▸ **The task**
Copy every line of the data that includes the string "政务与公共事业".

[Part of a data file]

▼

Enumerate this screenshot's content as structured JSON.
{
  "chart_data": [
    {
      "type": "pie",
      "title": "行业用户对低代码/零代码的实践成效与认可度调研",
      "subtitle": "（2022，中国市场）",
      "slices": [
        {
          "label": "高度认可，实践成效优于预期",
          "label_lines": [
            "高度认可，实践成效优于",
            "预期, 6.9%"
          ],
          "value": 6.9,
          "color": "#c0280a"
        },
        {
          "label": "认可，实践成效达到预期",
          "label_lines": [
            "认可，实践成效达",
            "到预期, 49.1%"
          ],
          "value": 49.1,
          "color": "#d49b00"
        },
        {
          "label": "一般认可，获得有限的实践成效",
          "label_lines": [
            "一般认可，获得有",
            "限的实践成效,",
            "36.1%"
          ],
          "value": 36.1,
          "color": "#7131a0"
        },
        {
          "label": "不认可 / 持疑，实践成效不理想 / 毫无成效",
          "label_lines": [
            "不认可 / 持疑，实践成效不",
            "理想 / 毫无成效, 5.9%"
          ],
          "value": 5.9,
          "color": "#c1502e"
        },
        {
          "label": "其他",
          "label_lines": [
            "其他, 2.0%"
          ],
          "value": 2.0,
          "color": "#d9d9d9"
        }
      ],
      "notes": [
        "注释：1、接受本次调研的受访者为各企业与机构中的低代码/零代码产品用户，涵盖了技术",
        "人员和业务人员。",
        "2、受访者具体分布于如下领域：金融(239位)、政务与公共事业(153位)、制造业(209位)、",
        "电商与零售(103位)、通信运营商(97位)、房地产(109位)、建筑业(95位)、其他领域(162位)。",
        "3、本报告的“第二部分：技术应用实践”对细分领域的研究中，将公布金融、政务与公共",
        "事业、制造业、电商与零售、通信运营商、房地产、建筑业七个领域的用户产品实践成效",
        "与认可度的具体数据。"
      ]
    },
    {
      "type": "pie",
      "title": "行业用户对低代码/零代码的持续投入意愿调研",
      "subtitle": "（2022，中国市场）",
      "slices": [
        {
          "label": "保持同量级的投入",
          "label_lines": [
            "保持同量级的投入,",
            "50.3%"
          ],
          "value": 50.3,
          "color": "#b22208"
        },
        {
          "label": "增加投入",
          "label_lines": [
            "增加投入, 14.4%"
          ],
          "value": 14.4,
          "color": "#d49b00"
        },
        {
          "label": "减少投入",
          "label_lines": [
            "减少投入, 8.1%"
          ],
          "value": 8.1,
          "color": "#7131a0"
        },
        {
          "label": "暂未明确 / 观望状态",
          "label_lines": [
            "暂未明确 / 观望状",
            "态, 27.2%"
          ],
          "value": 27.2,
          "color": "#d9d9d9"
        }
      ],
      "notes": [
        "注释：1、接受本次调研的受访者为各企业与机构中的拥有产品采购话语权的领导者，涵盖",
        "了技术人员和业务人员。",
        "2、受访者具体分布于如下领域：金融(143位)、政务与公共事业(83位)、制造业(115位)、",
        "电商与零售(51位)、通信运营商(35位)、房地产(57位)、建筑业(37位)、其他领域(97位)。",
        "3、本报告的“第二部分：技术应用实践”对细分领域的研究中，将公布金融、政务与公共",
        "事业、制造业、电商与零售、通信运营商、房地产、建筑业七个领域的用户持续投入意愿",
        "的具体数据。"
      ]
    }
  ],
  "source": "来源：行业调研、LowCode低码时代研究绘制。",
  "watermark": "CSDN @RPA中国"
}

▲

▸ **Result**
        "2、受访者具体分布于如下领域：金融(239位)、政务与公共事业(153位)、制造业(209位)、",
        "2、受访者具体分布于如下领域：金融(143位)、政务与公共事业(83位)、制造业(115位)、",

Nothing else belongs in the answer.